> **Given information**
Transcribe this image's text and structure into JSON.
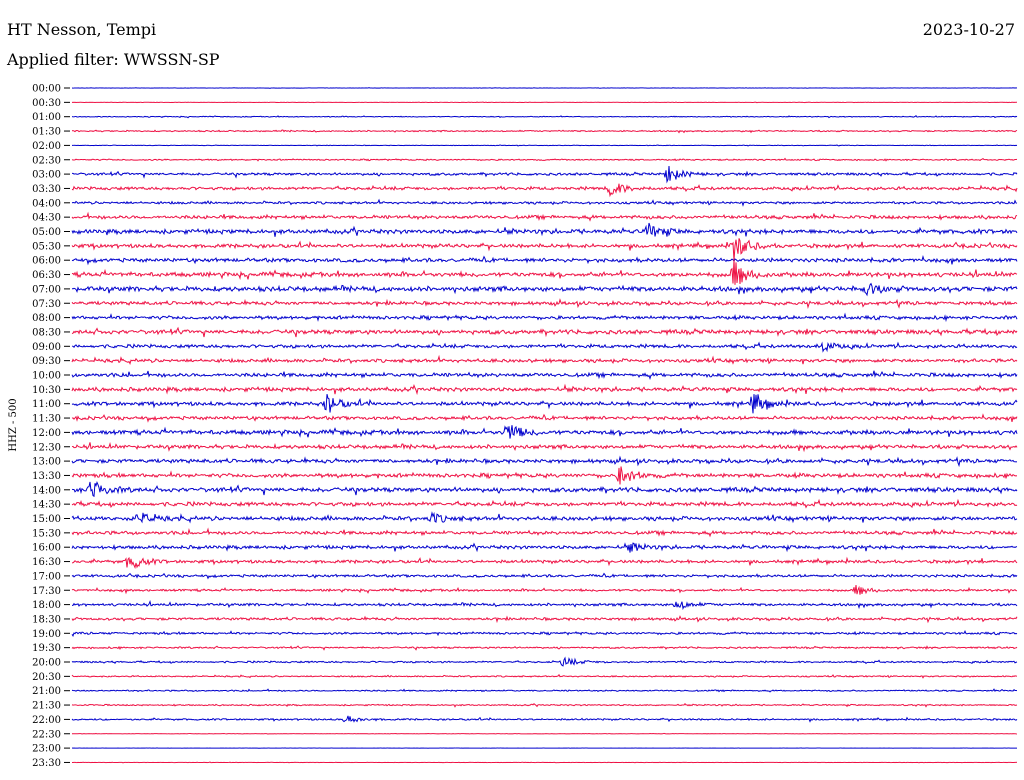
{
  "header": {
    "station": "HT Nesson, Tempi",
    "date": "2023-10-27",
    "filter": "Applied filter: WWSSN-SP"
  },
  "chart_data": {
    "type": "line",
    "ylabel": "HHZ - 500",
    "colors": [
      "#0000cc",
      "#ee1144"
    ],
    "rows": [
      "00:00",
      "00:30",
      "01:00",
      "01:30",
      "02:00",
      "02:30",
      "03:00",
      "03:30",
      "04:00",
      "04:30",
      "05:00",
      "05:30",
      "06:00",
      "06:30",
      "07:00",
      "07:30",
      "08:00",
      "08:30",
      "09:00",
      "09:30",
      "10:00",
      "10:30",
      "11:00",
      "11:30",
      "12:00",
      "12:30",
      "13:00",
      "13:30",
      "14:00",
      "14:30",
      "15:00",
      "15:30",
      "16:00",
      "16:30",
      "17:00",
      "17:30",
      "18:00",
      "18:30",
      "19:00",
      "19:30",
      "20:00",
      "20:30",
      "21:00",
      "21:30",
      "22:00",
      "22:30",
      "23:00",
      "23:30"
    ],
    "noise": [
      0.2,
      0.2,
      0.5,
      0.8,
      0.3,
      0.8,
      1.5,
      1.8,
      1.4,
      2.0,
      2.5,
      2.2,
      2.2,
      2.5,
      2.8,
      2.0,
      2.0,
      2.5,
      2.0,
      2.0,
      2.2,
      2.3,
      2.2,
      2.0,
      2.5,
      2.2,
      2.2,
      2.3,
      2.6,
      2.3,
      2.3,
      2.0,
      2.0,
      1.8,
      1.5,
      1.3,
      1.5,
      1.5,
      1.3,
      1.0,
      1.0,
      0.8,
      0.8,
      0.8,
      1.0,
      0.2,
      0.1,
      0.2
    ],
    "events": [
      {
        "row": 6,
        "pos": 0.63,
        "amp": 9
      },
      {
        "row": 7,
        "pos": 0.57,
        "amp": 8
      },
      {
        "row": 10,
        "pos": 0.61,
        "amp": 8
      },
      {
        "row": 11,
        "pos": 0.7,
        "amp": 14
      },
      {
        "row": 13,
        "pos": 0.7,
        "amp": 14
      },
      {
        "row": 14,
        "pos": 0.84,
        "amp": 6
      },
      {
        "row": 18,
        "pos": 0.79,
        "amp": 6
      },
      {
        "row": 22,
        "pos": 0.27,
        "amp": 10
      },
      {
        "row": 22,
        "pos": 0.72,
        "amp": 11
      },
      {
        "row": 24,
        "pos": 0.46,
        "amp": 10
      },
      {
        "row": 27,
        "pos": 0.58,
        "amp": 11
      },
      {
        "row": 28,
        "pos": 0.02,
        "amp": 11
      },
      {
        "row": 30,
        "pos": 0.07,
        "amp": 6
      },
      {
        "row": 30,
        "pos": 0.38,
        "amp": 5
      },
      {
        "row": 32,
        "pos": 0.59,
        "amp": 5
      },
      {
        "row": 33,
        "pos": 0.06,
        "amp": 9
      },
      {
        "row": 35,
        "pos": 0.83,
        "amp": 5
      },
      {
        "row": 36,
        "pos": 0.64,
        "amp": 5
      },
      {
        "row": 40,
        "pos": 0.52,
        "amp": 5
      },
      {
        "row": 44,
        "pos": 0.29,
        "amp": 4
      }
    ]
  }
}
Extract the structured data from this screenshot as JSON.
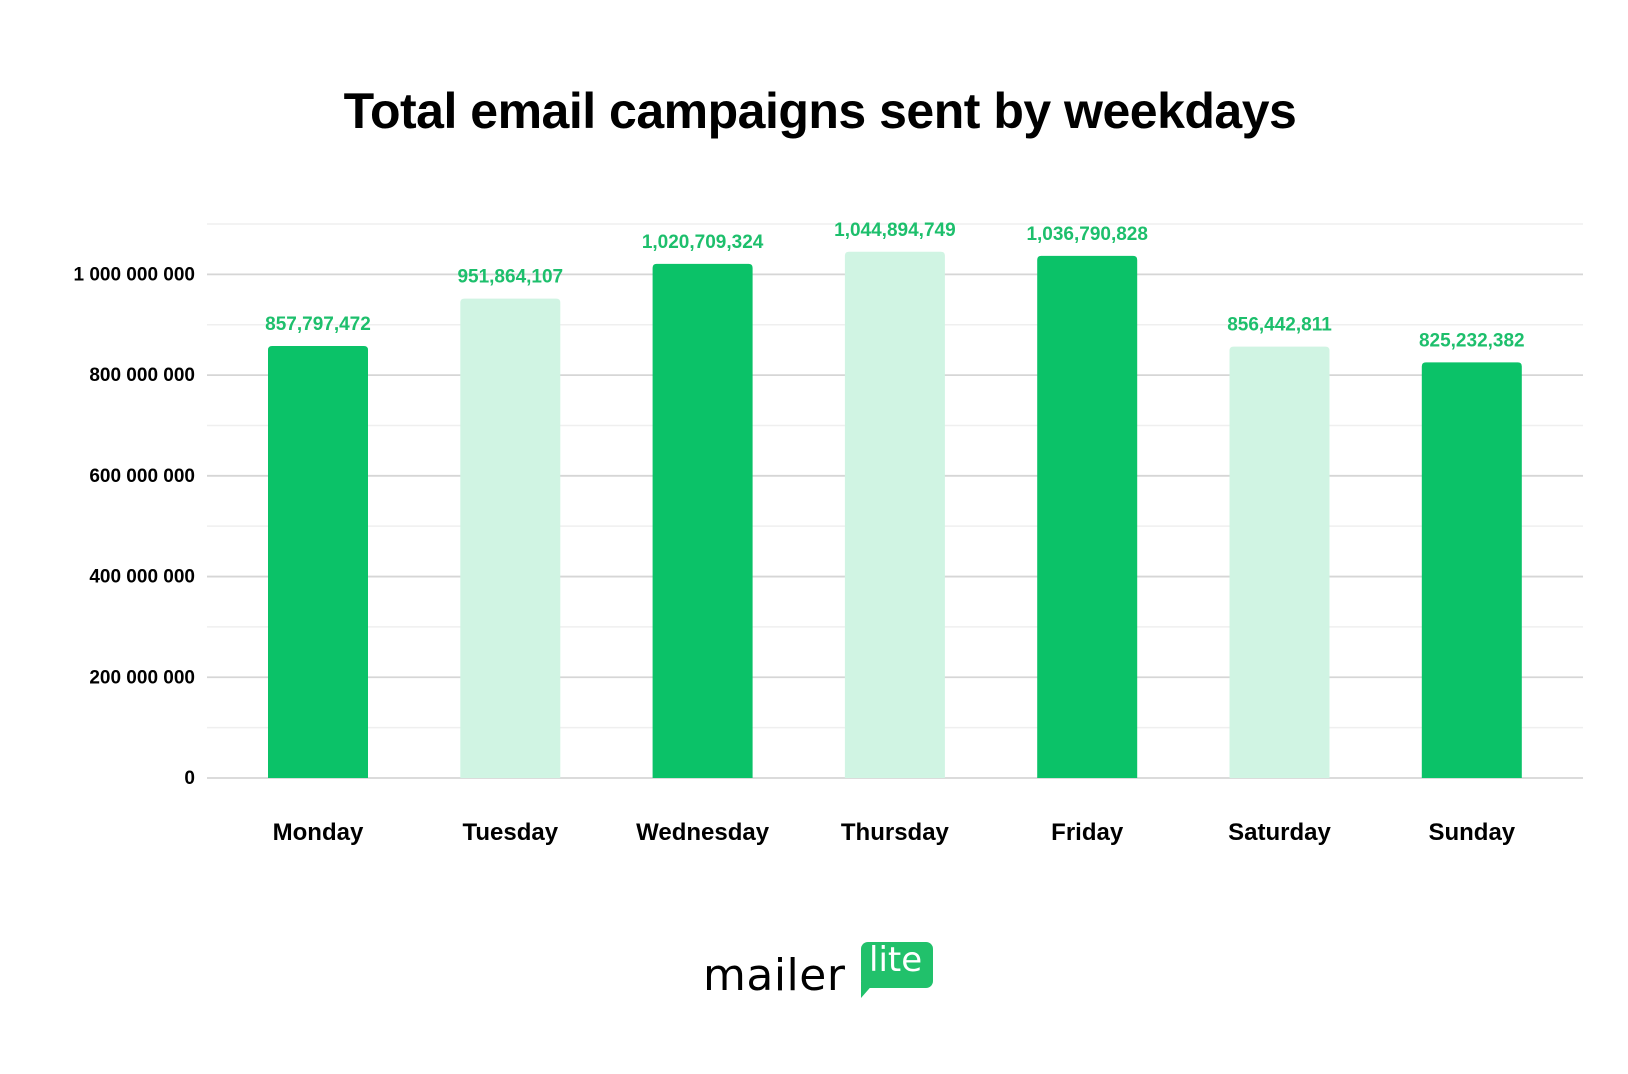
{
  "chart_data": {
    "type": "bar",
    "title": "Total email campaigns sent by weekdays",
    "xlabel": "",
    "ylabel": "",
    "categories": [
      "Monday",
      "Tuesday",
      "Wednesday",
      "Thursday",
      "Friday",
      "Saturday",
      "Sunday"
    ],
    "values": [
      857797472,
      951864107,
      1020709324,
      1044894749,
      1036790828,
      856442811,
      825232382
    ],
    "data_labels": [
      "857,797,472",
      "951,864,107",
      "1,020,709,324",
      "1,044,894,749",
      "1,036,790,828",
      "856,442,811",
      "825,232,382"
    ],
    "ylim": [
      0,
      1100000000
    ],
    "yticks": [
      0,
      200000000,
      400000000,
      600000000,
      800000000,
      1000000000
    ],
    "ytick_labels": [
      "0",
      "200 000 000",
      "400 000 000",
      "600 000 000",
      "800 000 000",
      "1 000 000 000"
    ],
    "grid": true,
    "bar_colors": [
      "#0bc268",
      "#d0f4e3",
      "#0bc268",
      "#d0f4e3",
      "#0bc268",
      "#d0f4e3",
      "#0bc268"
    ],
    "label_color": "#1dbf6c"
  },
  "logo": {
    "text_main": "mailer",
    "text_badge": "lite",
    "brand_color": "#21c16b"
  }
}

> **Task objective**
Can you repeat every record above exactly, apart from the pictures?

> **Response to the exercise**
Transcribe this image's text and structure into JSON.
{
  "header": {
    "station": "HT Nesson, Tempi",
    "date": "2023-10-27",
    "filter": "Applied filter: WWSSN-SP"
  },
  "chart_data": {
    "type": "line",
    "ylabel": "HHZ - 500",
    "colors": [
      "#0000cc",
      "#ee1144"
    ],
    "rows": [
      "00:00",
      "00:30",
      "01:00",
      "01:30",
      "02:00",
      "02:30",
      "03:00",
      "03:30",
      "04:00",
      "04:30",
      "05:00",
      "05:30",
      "06:00",
      "06:30",
      "07:00",
      "07:30",
      "08:00",
      "08:30",
      "09:00",
      "09:30",
      "10:00",
      "10:30",
      "11:00",
      "11:30",
      "12:00",
      "12:30",
      "13:00",
      "13:30",
      "14:00",
      "14:30",
      "15:00",
      "15:30",
      "16:00",
      "16:30",
      "17:00",
      "17:30",
      "18:00",
      "18:30",
      "19:00",
      "19:30",
      "20:00",
      "20:30",
      "21:00",
      "21:30",
      "22:00",
      "22:30",
      "23:00",
      "23:30"
    ],
    "noise": [
      0.2,
      0.2,
      0.5,
      0.8,
      0.3,
      0.8,
      1.5,
      1.8,
      1.4,
      2.0,
      2.5,
      2.2,
      2.2,
      2.5,
      2.8,
      2.0,
      2.0,
      2.5,
      2.0,
      2.0,
      2.2,
      2.3,
      2.2,
      2.0,
      2.5,
      2.2,
      2.2,
      2.3,
      2.6,
      2.3,
      2.3,
      2.0,
      2.0,
      1.8,
      1.5,
      1.3,
      1.5,
      1.5,
      1.3,
      1.0,
      1.0,
      0.8,
      0.8,
      0.8,
      1.0,
      0.2,
      0.1,
      0.2
    ],
    "events": [
      {
        "row": 6,
        "pos": 0.63,
        "amp": 9
      },
      {
        "row": 7,
        "pos": 0.57,
        "amp": 8
      },
      {
        "row": 10,
        "pos": 0.61,
        "amp": 8
      },
      {
        "row": 11,
        "pos": 0.7,
        "amp": 14
      },
      {
        "row": 13,
        "pos": 0.7,
        "amp": 14
      },
      {
        "row": 14,
        "pos": 0.84,
        "amp": 6
      },
      {
        "row": 18,
        "pos": 0.79,
        "amp": 6
      },
      {
        "row": 22,
        "pos": 0.27,
        "amp": 10
      },
      {
        "row": 22,
        "pos": 0.72,
        "amp": 11
      },
      {
        "row": 24,
        "pos": 0.46,
        "amp": 10
      },
      {
        "row": 27,
        "pos": 0.58,
        "amp": 11
      },
      {
        "row": 28,
        "pos": 0.02,
        "amp": 11
      },
      {
        "row": 30,
        "pos": 0.07,
        "amp": 6
      },
      {
        "row": 30,
        "pos": 0.38,
        "amp": 5
      },
      {
        "row": 32,
        "pos": 0.59,
        "amp": 5
      },
      {
        "row": 33,
        "pos": 0.06,
        "amp": 9
      },
      {
        "row": 35,
        "pos": 0.83,
        "amp": 5
      },
      {
        "row": 36,
        "pos": 0.64,
        "amp": 5
      },
      {
        "row": 40,
        "pos": 0.52,
        "amp": 5
      },
      {
        "row": 44,
        "pos": 0.29,
        "amp": 4
      }
    ]
  }
}
Extract the structured data from this screenshot as JSON.
{
  "chart_data": {
    "type": "bar",
    "title": "Total email campaigns sent by weekdays",
    "xlabel": "",
    "ylabel": "",
    "categories": [
      "Monday",
      "Tuesday",
      "Wednesday",
      "Thursday",
      "Friday",
      "Saturday",
      "Sunday"
    ],
    "values": [
      857797472,
      951864107,
      1020709324,
      1044894749,
      1036790828,
      856442811,
      825232382
    ],
    "data_labels": [
      "857,797,472",
      "951,864,107",
      "1,020,709,324",
      "1,044,894,749",
      "1,036,790,828",
      "856,442,811",
      "825,232,382"
    ],
    "ylim": [
      0,
      1100000000
    ],
    "yticks": [
      0,
      200000000,
      400000000,
      600000000,
      800000000,
      1000000000
    ],
    "ytick_labels": [
      "0",
      "200 000 000",
      "400 000 000",
      "600 000 000",
      "800 000 000",
      "1 000 000 000"
    ],
    "grid": true,
    "bar_colors": [
      "#0bc268",
      "#d0f4e3",
      "#0bc268",
      "#d0f4e3",
      "#0bc268",
      "#d0f4e3",
      "#0bc268"
    ],
    "label_color": "#1dbf6c"
  },
  "logo": {
    "text_main": "mailer",
    "text_badge": "lite",
    "brand_color": "#21c16b"
  }
}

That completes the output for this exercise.